┏━━

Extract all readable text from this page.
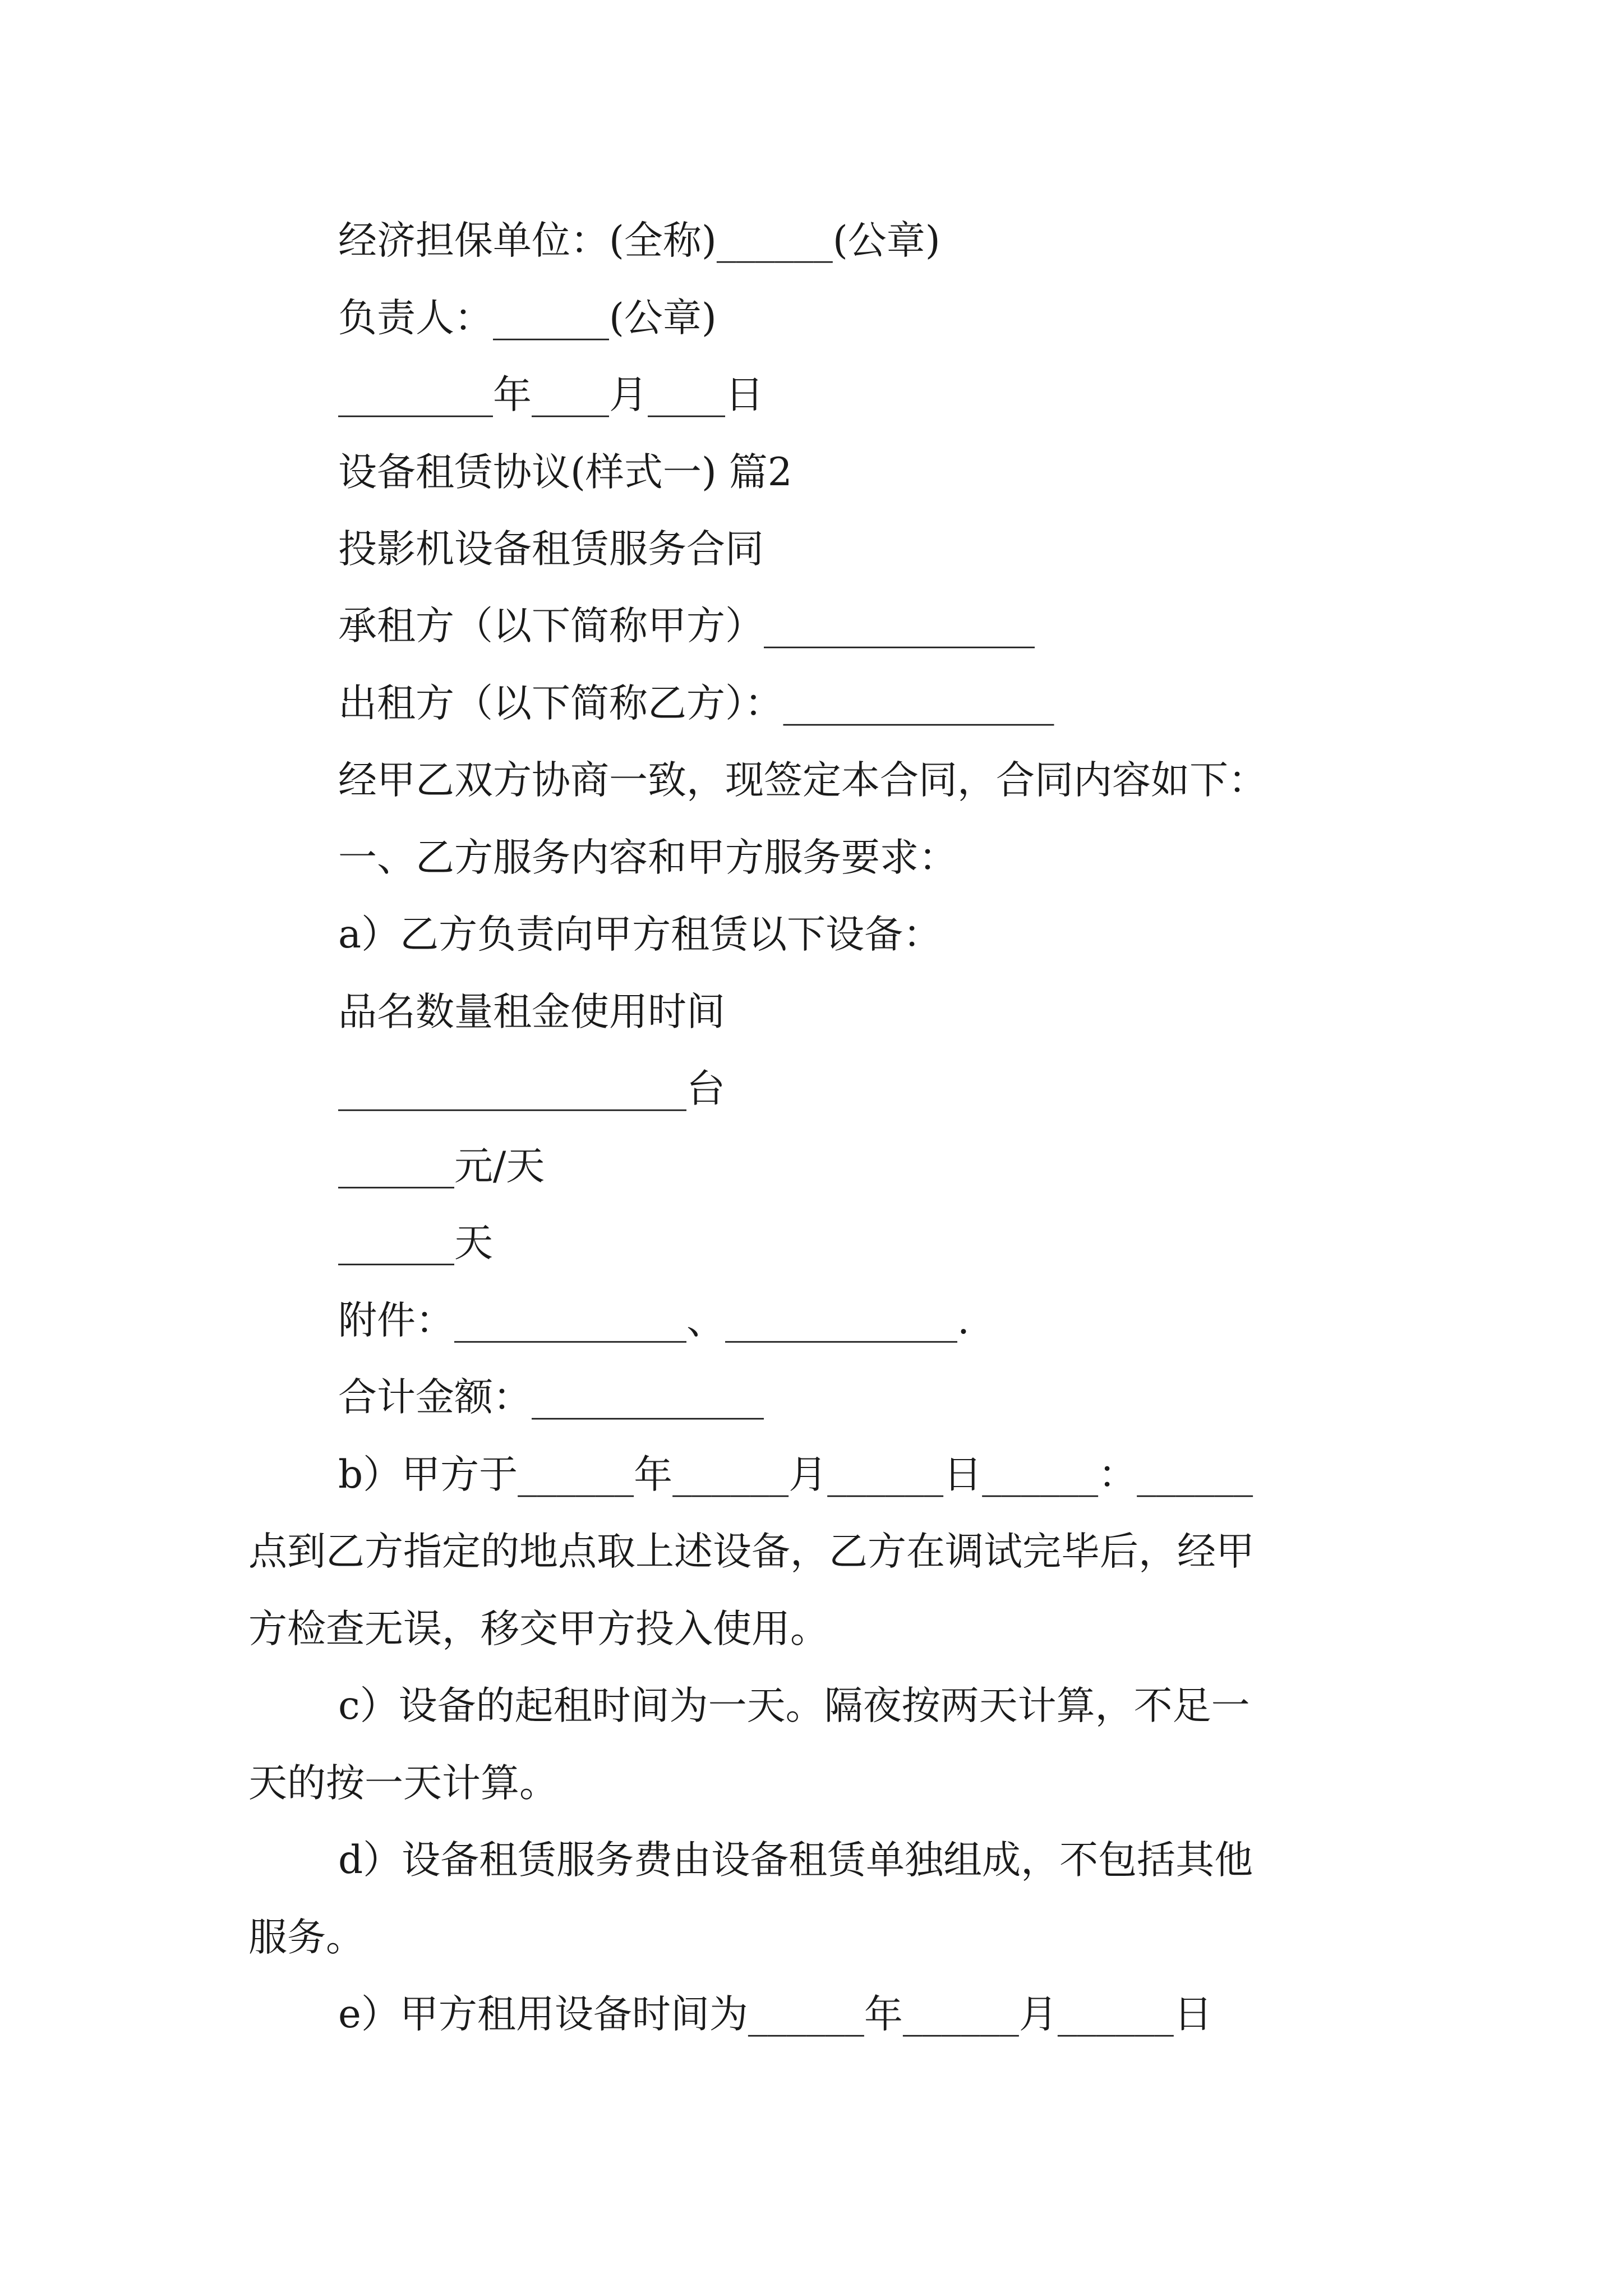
经济担保单位：(全称)______(公章)

负责人：______(公章)

________年____月____日

设备租赁协议(样式一) 篇2

投影机设备租赁服务合同

承租方（以下简称甲方）______________

出租方（以下简称乙方）：______________

经甲乙双方协商一致，现签定本合同，合同内容如下：

一、乙方服务内容和甲方服务要求：

a）乙方负责向甲方租赁以下设备：

品名数量租金使用时间

__________________台

______元/天

______天

附件：____________、____________.

合计金额：____________

b）甲方于______年______月______日______：______

点到乙方指定的地点取上述设备，乙方在调试完毕后，经甲

方检查无误，移交甲方投入使用。

c）设备的起租时间为一天。隔夜按两天计算，不足一

天的按一天计算。

d）设备租赁服务费由设备租赁单独组成，不包括其他

服务。

e）甲方租用设备时间为______年______月______日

┗━━

■ Goal ■
Restate each of the entries above word for word and skip every image.

■ Exercise response ■
Extract all readable text from this page.
经济担保单位：(全称)______(公章)

负责人：______(公章)

________年____月____日

设备租赁协议(样式一) 篇2

投影机设备租赁服务合同

承租方（以下简称甲方）______________

出租方（以下简称乙方）：______________

经甲乙双方协商一致，现签定本合同，合同内容如下：

一、乙方服务内容和甲方服务要求：

a）乙方负责向甲方租赁以下设备：

品名数量租金使用时间

__________________台

______元/天

______天

附件：____________、____________.

合计金额：____________

b）甲方于______年______月______日______：______

点到乙方指定的地点取上述设备，乙方在调试完毕后，经甲

方检查无误，移交甲方投入使用。

c）设备的起租时间为一天。隔夜按两天计算，不足一

天的按一天计算。

d）设备租赁服务费由设备租赁单独组成，不包括其他

服务。

e）甲方租用设备时间为______年______月______日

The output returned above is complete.